GIVEN TASK
Tally every line featuring "Step", then give that tally alone.

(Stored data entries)
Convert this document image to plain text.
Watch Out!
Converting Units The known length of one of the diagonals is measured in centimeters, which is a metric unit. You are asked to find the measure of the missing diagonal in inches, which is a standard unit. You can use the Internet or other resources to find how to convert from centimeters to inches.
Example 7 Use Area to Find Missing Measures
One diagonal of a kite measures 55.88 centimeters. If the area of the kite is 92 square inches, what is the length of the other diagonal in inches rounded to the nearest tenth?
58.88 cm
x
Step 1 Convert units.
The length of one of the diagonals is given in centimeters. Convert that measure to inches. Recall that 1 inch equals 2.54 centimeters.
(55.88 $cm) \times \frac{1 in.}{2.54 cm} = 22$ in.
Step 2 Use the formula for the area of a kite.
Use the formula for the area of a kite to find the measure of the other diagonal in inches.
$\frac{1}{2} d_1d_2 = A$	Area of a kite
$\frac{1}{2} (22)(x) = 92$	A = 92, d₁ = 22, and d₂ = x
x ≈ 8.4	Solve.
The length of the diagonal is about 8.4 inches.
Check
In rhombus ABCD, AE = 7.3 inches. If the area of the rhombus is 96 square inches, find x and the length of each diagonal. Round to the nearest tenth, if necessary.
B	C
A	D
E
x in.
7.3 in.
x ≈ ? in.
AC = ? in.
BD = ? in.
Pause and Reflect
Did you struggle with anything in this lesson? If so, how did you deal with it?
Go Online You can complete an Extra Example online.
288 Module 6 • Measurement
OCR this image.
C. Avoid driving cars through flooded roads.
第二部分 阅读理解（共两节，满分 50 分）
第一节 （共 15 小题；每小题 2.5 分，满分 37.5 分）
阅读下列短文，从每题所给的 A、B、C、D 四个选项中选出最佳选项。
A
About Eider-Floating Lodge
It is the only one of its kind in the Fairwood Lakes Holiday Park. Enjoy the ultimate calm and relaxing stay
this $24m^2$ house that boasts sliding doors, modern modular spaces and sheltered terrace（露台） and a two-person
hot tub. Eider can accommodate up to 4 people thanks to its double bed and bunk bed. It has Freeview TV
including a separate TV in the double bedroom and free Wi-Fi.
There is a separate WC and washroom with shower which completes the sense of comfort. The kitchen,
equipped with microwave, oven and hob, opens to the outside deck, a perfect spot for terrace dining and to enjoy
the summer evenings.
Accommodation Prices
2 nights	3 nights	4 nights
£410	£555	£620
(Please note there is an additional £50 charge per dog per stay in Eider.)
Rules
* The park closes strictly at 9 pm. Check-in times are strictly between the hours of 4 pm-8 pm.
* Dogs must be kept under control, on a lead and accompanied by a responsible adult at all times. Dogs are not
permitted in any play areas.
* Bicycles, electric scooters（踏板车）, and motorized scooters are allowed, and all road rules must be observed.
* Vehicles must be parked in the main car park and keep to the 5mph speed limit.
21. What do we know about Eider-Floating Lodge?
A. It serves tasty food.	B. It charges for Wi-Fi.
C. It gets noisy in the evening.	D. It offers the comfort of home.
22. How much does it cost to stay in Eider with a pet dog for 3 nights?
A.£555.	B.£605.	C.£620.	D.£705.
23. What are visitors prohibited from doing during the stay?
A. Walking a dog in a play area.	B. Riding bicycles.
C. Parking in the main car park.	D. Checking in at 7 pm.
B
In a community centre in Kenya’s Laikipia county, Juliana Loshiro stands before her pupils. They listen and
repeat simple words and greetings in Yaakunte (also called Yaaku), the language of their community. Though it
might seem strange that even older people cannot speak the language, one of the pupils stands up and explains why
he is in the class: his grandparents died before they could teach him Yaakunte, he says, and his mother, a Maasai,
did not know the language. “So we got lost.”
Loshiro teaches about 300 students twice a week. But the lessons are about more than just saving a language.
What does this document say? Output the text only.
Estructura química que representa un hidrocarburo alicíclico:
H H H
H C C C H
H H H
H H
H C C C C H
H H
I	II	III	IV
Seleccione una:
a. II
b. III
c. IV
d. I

FINAL RESULT
2